Copy the material that follows word for word and omit its pictures.

** START **

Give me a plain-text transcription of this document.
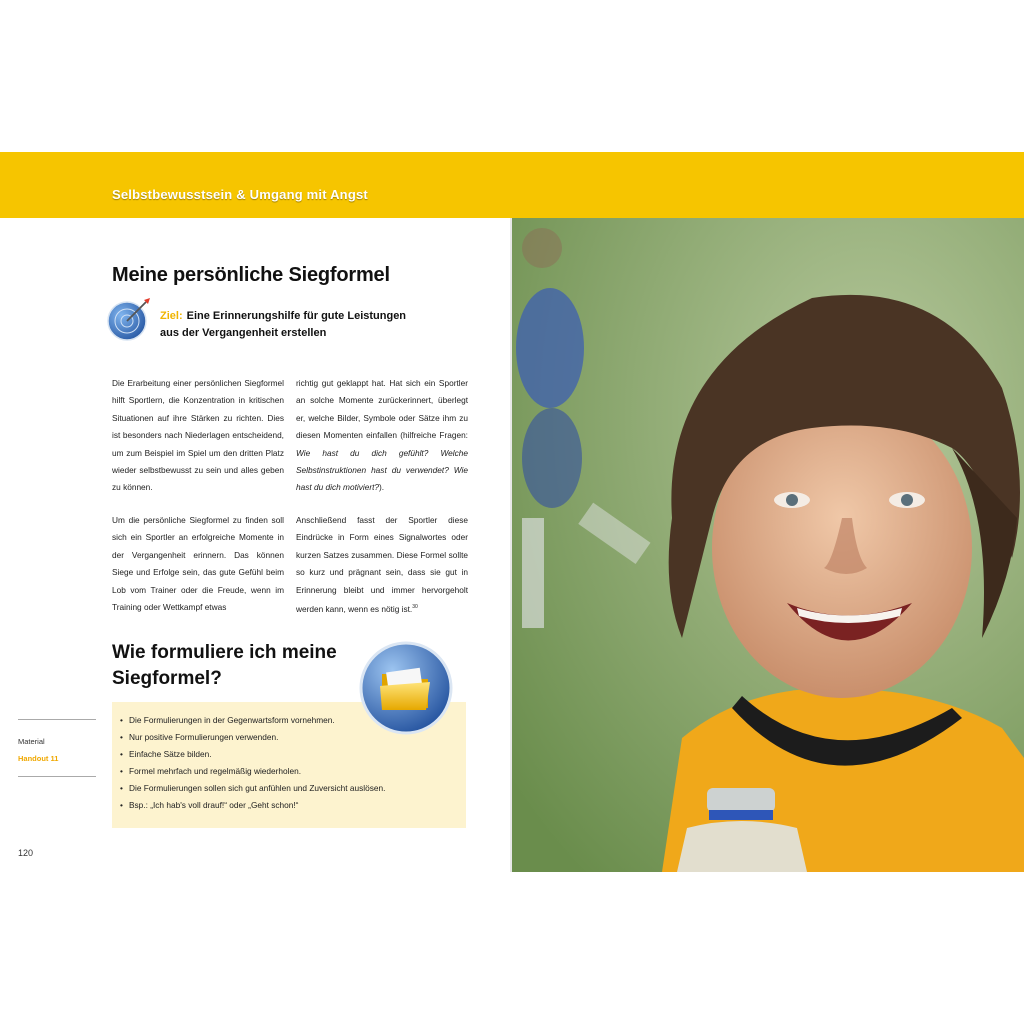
Selbstbewusstsein & Umgang mit Angst
Meine persönliche Siegformel
Ziel: Eine Erinnerungshilfe für gute Leistungen aus der Vergangenheit erstellen

Die Erarbeitung einer persönlichen Siegformel hilft Sportlern, die Konzentration in kritischen Situationen auf ihre Stärken zu richten. Dies ist besonders nach Niederlagen entscheidend, um zum Beispiel im Spiel um den dritten Platz wieder selbstbewusst zu sein und alles geben zu können.

richtig gut geklappt hat. Hat sich ein Sportler an solche Momente zurückerinnert, überlegt er, welche Bilder, Symbole oder Sätze ihm zu diesen Momenten einfallen (hilfreiche Fragen: Wie hast du dich gefühlt? Welche Selbstinstruktionen hast du verwendet? Wie hast du dich motiviert?).

Um die persönliche Siegformel zu finden soll sich ein Sportler an erfolgreiche Momente in der Vergangenheit erinnern. Das können Siege und Erfolge sein, das gute Gefühl beim Lob vom Trainer oder die Freude, wenn im Training oder Wettkampf etwas

Anschließend fasst der Sportler diese Eindrücke in Form eines Signalwortes oder kurzen Satzes zusammen. Diese Formel sollte so kurz und prägnant sein, dass sie gut in Erinnerung bleibt und immer hervorgeholt werden kann, wenn es nötig ist.$^{30}$

Wie formuliere ich meine Siegformel?
• Die Formulierungen in der Gegenwartsform vornehmen.
• Nur positive Formulierungen verwenden.
• Einfache Sätze bilden.
• Formel mehrfach und regelmäßig wiederholen.
• Die Formulierungen sollen sich gut anfühlen und Zuversicht auslösen.
• Bsp.: „Ich hab's voll drauf!“ oder „Geht schon!“
Material
Handout 11
120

** END **

*RESPONSE TO THIS TASK:*
Give me a plain-text transcription of this document.
Selbstbewusstsein & Umgang mit Angst
Meine persönliche Siegformel
Ziel: Eine Erinnerungshilfe für gute Leistungen aus der Vergangenheit erstellen

Die Erarbeitung einer persönlichen Siegformel hilft Sportlern, die Konzentration in kritischen Situationen auf ihre Stärken zu richten. Dies ist besonders nach Niederlagen entscheidend, um zum Beispiel im Spiel um den dritten Platz wieder selbstbewusst zu sein und alles geben zu können.

richtig gut geklappt hat. Hat sich ein Sportler an solche Momente zurückerinnert, überlegt er, welche Bilder, Symbole oder Sätze ihm zu diesen Momenten einfallen (hilfreiche Fragen: Wie hast du dich gefühlt? Welche Selbstinstruktionen hast du verwendet? Wie hast du dich motiviert?).

Um die persönliche Siegformel zu finden soll sich ein Sportler an erfolgreiche Momente in der Vergangenheit erinnern. Das können Siege und Erfolge sein, das gute Gefühl beim Lob vom Trainer oder die Freude, wenn im Training oder Wettkampf etwas

Anschließend fasst der Sportler diese Eindrücke in Form eines Signalwortes oder kurzen Satzes zusammen. Diese Formel sollte so kurz und prägnant sein, dass sie gut in Erinnerung bleibt und immer hervorgeholt werden kann, wenn es nötig ist.$^{30}$

Wie formuliere ich meine Siegformel?
• Die Formulierungen in der Gegenwartsform vornehmen.
• Nur positive Formulierungen verwenden.
• Einfache Sätze bilden.
• Formel mehrfach und regelmäßig wiederholen.
• Die Formulierungen sollen sich gut anfühlen und Zuversicht auslösen.
• Bsp.: „Ich hab's voll drauf!“ oder „Geht schon!“
Material
Handout 11
120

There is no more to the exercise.